Work instructions: Below is a listing; reproduce each line of it exactly.

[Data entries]
** BEGIN **
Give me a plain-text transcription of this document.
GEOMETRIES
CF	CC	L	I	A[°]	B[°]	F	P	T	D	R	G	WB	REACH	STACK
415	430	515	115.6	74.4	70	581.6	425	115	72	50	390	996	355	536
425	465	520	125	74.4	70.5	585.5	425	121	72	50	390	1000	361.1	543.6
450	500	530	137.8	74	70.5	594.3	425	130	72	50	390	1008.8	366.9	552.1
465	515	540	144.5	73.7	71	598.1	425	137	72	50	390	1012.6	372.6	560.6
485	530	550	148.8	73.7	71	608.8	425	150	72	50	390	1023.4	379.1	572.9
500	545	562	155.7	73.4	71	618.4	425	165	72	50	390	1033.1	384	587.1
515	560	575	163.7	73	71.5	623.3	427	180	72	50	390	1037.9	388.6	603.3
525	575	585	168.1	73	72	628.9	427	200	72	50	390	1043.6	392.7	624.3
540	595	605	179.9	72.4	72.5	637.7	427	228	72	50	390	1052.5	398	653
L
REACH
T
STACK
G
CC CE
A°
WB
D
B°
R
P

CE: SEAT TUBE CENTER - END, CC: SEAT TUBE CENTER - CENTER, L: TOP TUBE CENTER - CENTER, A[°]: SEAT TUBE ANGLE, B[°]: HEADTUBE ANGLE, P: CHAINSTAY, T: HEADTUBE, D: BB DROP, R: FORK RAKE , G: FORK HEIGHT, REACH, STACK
** END **
Solved problem:
Give me a plain-text transcription of this document.
GEOMETRIES
CF	CC	L	I	A[°]	B[°]	F	P	T	D	R	G	WB	REACH	STACK
415	430	515	115.6	74.4	70	581.6	425	115	72	50	390	996	355	536
425	465	520	125	74.4	70.5	585.5	425	121	72	50	390	1000	361.1	543.6
450	500	530	137.8	74	70.5	594.3	425	130	72	50	390	1008.8	366.9	552.1
465	515	540	144.5	73.7	71	598.1	425	137	72	50	390	1012.6	372.6	560.6
485	530	550	148.8	73.7	71	608.8	425	150	72	50	390	1023.4	379.1	572.9
500	545	562	155.7	73.4	71	618.4	425	165	72	50	390	1033.1	384	587.1
515	560	575	163.7	73	71.5	623.3	427	180	72	50	390	1037.9	388.6	603.3
525	575	585	168.1	73	72	628.9	427	200	72	50	390	1043.6	392.7	624.3
540	595	605	179.9	72.4	72.5	637.7	427	228	72	50	390	1052.5	398	653
L
REACH
T
STACK
G
CC CE
A°
WB
D
B°
R
P

CE: SEAT TUBE CENTER - END, CC: SEAT TUBE CENTER - CENTER, L: TOP TUBE CENTER - CENTER, A[°]: SEAT TUBE ANGLE, B[°]: HEADTUBE ANGLE, P: CHAINSTAY, T: HEADTUBE, D: BB DROP, R: FORK RAKE , G: FORK HEIGHT, REACH, STACK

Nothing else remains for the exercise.